** start Listed records **
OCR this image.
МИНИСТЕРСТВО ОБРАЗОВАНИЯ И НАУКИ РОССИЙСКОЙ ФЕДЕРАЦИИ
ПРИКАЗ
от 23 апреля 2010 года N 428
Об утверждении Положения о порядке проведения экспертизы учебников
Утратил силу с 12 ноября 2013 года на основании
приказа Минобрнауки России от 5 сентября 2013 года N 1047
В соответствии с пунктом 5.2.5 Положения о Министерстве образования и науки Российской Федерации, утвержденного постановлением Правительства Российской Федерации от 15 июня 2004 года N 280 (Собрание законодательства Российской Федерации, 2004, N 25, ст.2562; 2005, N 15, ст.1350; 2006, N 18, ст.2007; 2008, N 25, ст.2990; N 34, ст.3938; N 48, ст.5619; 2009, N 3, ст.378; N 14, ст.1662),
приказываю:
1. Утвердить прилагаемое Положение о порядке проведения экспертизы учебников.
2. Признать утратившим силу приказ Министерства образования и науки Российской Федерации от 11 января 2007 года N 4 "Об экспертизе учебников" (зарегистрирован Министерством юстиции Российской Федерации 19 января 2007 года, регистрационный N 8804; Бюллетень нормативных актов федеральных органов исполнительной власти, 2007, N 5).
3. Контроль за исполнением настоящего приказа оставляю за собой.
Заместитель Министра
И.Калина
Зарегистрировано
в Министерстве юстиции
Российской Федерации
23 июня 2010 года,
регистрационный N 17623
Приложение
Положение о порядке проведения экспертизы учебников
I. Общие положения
** end Listed records **
## [Challenge]
Reproduce each record exactly as it appears.

## [Written answer]
OCR this image.
МИНИСТЕРСТВО ОБРАЗОВАНИЯ И НАУКИ РОССИЙСКОЙ ФЕДЕРАЦИИ
ПРИКАЗ
от 23 апреля 2010 года N 428
Об утверждении Положения о порядке проведения экспертизы учебников
Утратил силу с 12 ноября 2013 года на основании
приказа Минобрнауки России от 5 сентября 2013 года N 1047
В соответствии с пунктом 5.2.5 Положения о Министерстве образования и науки Российской Федерации, утвержденного постановлением Правительства Российской Федерации от 15 июня 2004 года N 280 (Собрание законодательства Российской Федерации, 2004, N 25, ст.2562; 2005, N 15, ст.1350; 2006, N 18, ст.2007; 2008, N 25, ст.2990; N 34, ст.3938; N 48, ст.5619; 2009, N 3, ст.378; N 14, ст.1662),
приказываю:
1. Утвердить прилагаемое Положение о порядке проведения экспертизы учебников.
2. Признать утратившим силу приказ Министерства образования и науки Российской Федерации от 11 января 2007 года N 4 "Об экспертизе учебников" (зарегистрирован Министерством юстиции Российской Федерации 19 января 2007 года, регистрационный N 8804; Бюллетень нормативных актов федеральных органов исполнительной власти, 2007, N 5).
3. Контроль за исполнением настоящего приказа оставляю за собой.
Заместитель Министра
И.Калина
Зарегистрировано
в Министерстве юстиции
Российской Федерации
23 июня 2010 года,
регистрационный N 17623
Приложение
Положение о порядке проведения экспертизы учебников
I. Общие положения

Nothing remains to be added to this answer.